Restate the records below word for word.

● ● ● ● ●

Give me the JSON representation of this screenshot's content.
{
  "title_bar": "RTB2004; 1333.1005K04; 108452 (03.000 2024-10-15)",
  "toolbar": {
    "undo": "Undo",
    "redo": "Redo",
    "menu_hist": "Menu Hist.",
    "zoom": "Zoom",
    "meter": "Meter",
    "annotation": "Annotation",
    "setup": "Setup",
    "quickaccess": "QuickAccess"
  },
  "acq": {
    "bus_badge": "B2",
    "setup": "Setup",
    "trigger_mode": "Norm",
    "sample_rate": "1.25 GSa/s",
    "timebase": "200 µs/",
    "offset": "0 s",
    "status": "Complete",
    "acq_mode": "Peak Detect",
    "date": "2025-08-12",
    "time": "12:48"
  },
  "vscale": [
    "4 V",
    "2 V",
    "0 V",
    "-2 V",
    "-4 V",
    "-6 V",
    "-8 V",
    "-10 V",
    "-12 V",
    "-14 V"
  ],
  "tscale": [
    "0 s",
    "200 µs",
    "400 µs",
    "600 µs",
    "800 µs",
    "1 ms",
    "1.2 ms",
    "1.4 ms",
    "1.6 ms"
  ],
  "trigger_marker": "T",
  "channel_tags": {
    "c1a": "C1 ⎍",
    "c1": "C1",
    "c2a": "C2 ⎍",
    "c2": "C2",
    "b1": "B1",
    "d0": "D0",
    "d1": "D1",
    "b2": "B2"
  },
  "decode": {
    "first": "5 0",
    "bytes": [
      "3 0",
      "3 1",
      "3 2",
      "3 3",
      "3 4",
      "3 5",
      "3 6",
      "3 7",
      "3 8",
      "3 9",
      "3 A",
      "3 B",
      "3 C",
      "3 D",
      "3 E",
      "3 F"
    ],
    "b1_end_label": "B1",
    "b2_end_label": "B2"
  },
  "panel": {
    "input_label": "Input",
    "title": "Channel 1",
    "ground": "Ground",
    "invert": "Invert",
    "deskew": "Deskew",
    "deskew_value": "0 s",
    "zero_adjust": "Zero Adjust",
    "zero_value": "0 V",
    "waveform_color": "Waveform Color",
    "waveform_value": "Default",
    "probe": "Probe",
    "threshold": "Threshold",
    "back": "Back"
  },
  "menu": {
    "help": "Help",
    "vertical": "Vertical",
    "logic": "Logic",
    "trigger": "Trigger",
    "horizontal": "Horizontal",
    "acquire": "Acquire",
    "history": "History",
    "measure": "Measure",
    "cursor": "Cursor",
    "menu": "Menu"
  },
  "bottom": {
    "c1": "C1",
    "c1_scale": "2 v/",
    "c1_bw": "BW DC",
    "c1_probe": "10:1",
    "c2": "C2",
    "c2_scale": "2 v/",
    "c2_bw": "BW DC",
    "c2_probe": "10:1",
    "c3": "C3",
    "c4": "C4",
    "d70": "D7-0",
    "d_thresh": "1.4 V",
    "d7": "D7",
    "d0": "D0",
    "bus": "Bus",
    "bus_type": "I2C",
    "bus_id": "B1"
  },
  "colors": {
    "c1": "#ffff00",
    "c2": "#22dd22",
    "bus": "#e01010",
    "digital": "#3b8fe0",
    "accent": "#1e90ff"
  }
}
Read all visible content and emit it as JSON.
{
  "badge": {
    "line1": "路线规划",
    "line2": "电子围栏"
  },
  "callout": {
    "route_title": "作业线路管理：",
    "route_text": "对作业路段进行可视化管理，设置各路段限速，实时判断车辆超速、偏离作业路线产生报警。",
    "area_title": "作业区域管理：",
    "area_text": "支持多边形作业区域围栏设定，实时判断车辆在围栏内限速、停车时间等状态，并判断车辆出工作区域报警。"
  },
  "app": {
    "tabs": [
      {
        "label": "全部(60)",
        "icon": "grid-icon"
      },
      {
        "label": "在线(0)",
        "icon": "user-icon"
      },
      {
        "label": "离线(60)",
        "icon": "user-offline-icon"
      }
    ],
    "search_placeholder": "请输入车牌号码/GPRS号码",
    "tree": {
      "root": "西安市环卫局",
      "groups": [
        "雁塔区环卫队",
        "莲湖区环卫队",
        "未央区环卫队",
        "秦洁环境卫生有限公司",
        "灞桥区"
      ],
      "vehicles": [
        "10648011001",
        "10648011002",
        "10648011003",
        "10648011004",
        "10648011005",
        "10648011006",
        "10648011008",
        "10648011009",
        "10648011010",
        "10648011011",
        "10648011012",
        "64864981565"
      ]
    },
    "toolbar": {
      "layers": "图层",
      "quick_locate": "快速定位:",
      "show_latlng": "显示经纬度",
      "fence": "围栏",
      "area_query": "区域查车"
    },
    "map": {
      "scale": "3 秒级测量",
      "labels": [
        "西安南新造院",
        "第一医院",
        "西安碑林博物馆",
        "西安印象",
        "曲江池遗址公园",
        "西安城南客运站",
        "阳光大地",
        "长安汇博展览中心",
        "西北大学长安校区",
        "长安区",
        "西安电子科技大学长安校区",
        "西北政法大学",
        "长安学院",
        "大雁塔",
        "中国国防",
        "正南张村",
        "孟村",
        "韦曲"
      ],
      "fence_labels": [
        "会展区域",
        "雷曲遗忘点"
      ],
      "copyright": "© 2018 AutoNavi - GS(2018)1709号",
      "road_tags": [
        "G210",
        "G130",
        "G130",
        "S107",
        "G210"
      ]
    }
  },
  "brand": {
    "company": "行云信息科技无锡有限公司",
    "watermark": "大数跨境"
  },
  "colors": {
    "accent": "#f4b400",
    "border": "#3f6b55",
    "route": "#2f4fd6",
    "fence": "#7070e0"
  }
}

● ● ● ● ●

#### Output for this exercise:
Give me the JSON representation of this screenshot's content.
{
  "title_bar": "RTB2004; 1333.1005K04; 108452 (03.000 2024-10-15)",
  "toolbar": {
    "undo": "Undo",
    "redo": "Redo",
    "menu_hist": "Menu Hist.",
    "zoom": "Zoom",
    "meter": "Meter",
    "annotation": "Annotation",
    "setup": "Setup",
    "quickaccess": "QuickAccess"
  },
  "acq": {
    "bus_badge": "B2",
    "setup": "Setup",
    "trigger_mode": "Norm",
    "sample_rate": "1.25 GSa/s",
    "timebase": "200 µs/",
    "offset": "0 s",
    "status": "Complete",
    "acq_mode": "Peak Detect",
    "date": "2025-08-12",
    "time": "12:48"
  },
  "vscale": [
    "4 V",
    "2 V",
    "0 V",
    "-2 V",
    "-4 V",
    "-6 V",
    "-8 V",
    "-10 V",
    "-12 V",
    "-14 V"
  ],
  "tscale": [
    "0 s",
    "200 µs",
    "400 µs",
    "600 µs",
    "800 µs",
    "1 ms",
    "1.2 ms",
    "1.4 ms",
    "1.6 ms"
  ],
  "trigger_marker": "T",
  "channel_tags": {
    "c1a": "C1 ⎍",
    "c1": "C1",
    "c2a": "C2 ⎍",
    "c2": "C2",
    "b1": "B1",
    "d0": "D0",
    "d1": "D1",
    "b2": "B2"
  },
  "decode": {
    "first": "5 0",
    "bytes": [
      "3 0",
      "3 1",
      "3 2",
      "3 3",
      "3 4",
      "3 5",
      "3 6",
      "3 7",
      "3 8",
      "3 9",
      "3 A",
      "3 B",
      "3 C",
      "3 D",
      "3 E",
      "3 F"
    ],
    "b1_end_label": "B1",
    "b2_end_label": "B2"
  },
  "panel": {
    "input_label": "Input",
    "title": "Channel 1",
    "ground": "Ground",
    "invert": "Invert",
    "deskew": "Deskew",
    "deskew_value": "0 s",
    "zero_adjust": "Zero Adjust",
    "zero_value": "0 V",
    "waveform_color": "Waveform Color",
    "waveform_value": "Default",
    "probe": "Probe",
    "threshold": "Threshold",
    "back": "Back"
  },
  "menu": {
    "help": "Help",
    "vertical": "Vertical",
    "logic": "Logic",
    "trigger": "Trigger",
    "horizontal": "Horizontal",
    "acquire": "Acquire",
    "history": "History",
    "measure": "Measure",
    "cursor": "Cursor",
    "menu": "Menu"
  },
  "bottom": {
    "c1": "C1",
    "c1_scale": "2 v/",
    "c1_bw": "BW DC",
    "c1_probe": "10:1",
    "c2": "C2",
    "c2_scale": "2 v/",
    "c2_bw": "BW DC",
    "c2_probe": "10:1",
    "c3": "C3",
    "c4": "C4",
    "d70": "D7-0",
    "d_thresh": "1.4 V",
    "d7": "D7",
    "d0": "D0",
    "bus": "Bus",
    "bus_type": "I2C",
    "bus_id": "B1"
  },
  "colors": {
    "c1": "#ffff00",
    "c2": "#22dd22",
    "bus": "#e01010",
    "digital": "#3b8fe0",
    "accent": "#1e90ff"
  }
}
Read all visible content and emit it as JSON.
{
  "badge": {
    "line1": "路线规划",
    "line2": "电子围栏"
  },
  "callout": {
    "route_title": "作业线路管理：",
    "route_text": "对作业路段进行可视化管理，设置各路段限速，实时判断车辆超速、偏离作业路线产生报警。",
    "area_title": "作业区域管理：",
    "area_text": "支持多边形作业区域围栏设定，实时判断车辆在围栏内限速、停车时间等状态，并判断车辆出工作区域报警。"
  },
  "app": {
    "tabs": [
      {
        "label": "全部(60)",
        "icon": "grid-icon"
      },
      {
        "label": "在线(0)",
        "icon": "user-icon"
      },
      {
        "label": "离线(60)",
        "icon": "user-offline-icon"
      }
    ],
    "search_placeholder": "请输入车牌号码/GPRS号码",
    "tree": {
      "root": "西安市环卫局",
      "groups": [
        "雁塔区环卫队",
        "莲湖区环卫队",
        "未央区环卫队",
        "秦洁环境卫生有限公司",
        "灞桥区"
      ],
      "vehicles": [
        "10648011001",
        "10648011002",
        "10648011003",
        "10648011004",
        "10648011005",
        "10648011006",
        "10648011008",
        "10648011009",
        "10648011010",
        "10648011011",
        "10648011012",
        "64864981565"
      ]
    },
    "toolbar": {
      "layers": "图层",
      "quick_locate": "快速定位:",
      "show_latlng": "显示经纬度",
      "fence": "围栏",
      "area_query": "区域查车"
    },
    "map": {
      "scale": "3 秒级测量",
      "labels": [
        "西安南新造院",
        "第一医院",
        "西安碑林博物馆",
        "西安印象",
        "曲江池遗址公园",
        "西安城南客运站",
        "阳光大地",
        "长安汇博展览中心",
        "西北大学长安校区",
        "长安区",
        "西安电子科技大学长安校区",
        "西北政法大学",
        "长安学院",
        "大雁塔",
        "中国国防",
        "正南张村",
        "孟村",
        "韦曲"
      ],
      "fence_labels": [
        "会展区域",
        "雷曲遗忘点"
      ],
      "copyright": "© 2018 AutoNavi - GS(2018)1709号",
      "road_tags": [
        "G210",
        "G130",
        "G130",
        "S107",
        "G210"
      ]
    }
  },
  "brand": {
    "company": "行云信息科技无锡有限公司",
    "watermark": "大数跨境"
  },
  "colors": {
    "accent": "#f4b400",
    "border": "#3f6b55",
    "route": "#2f4fd6",
    "fence": "#7070e0"
  }
}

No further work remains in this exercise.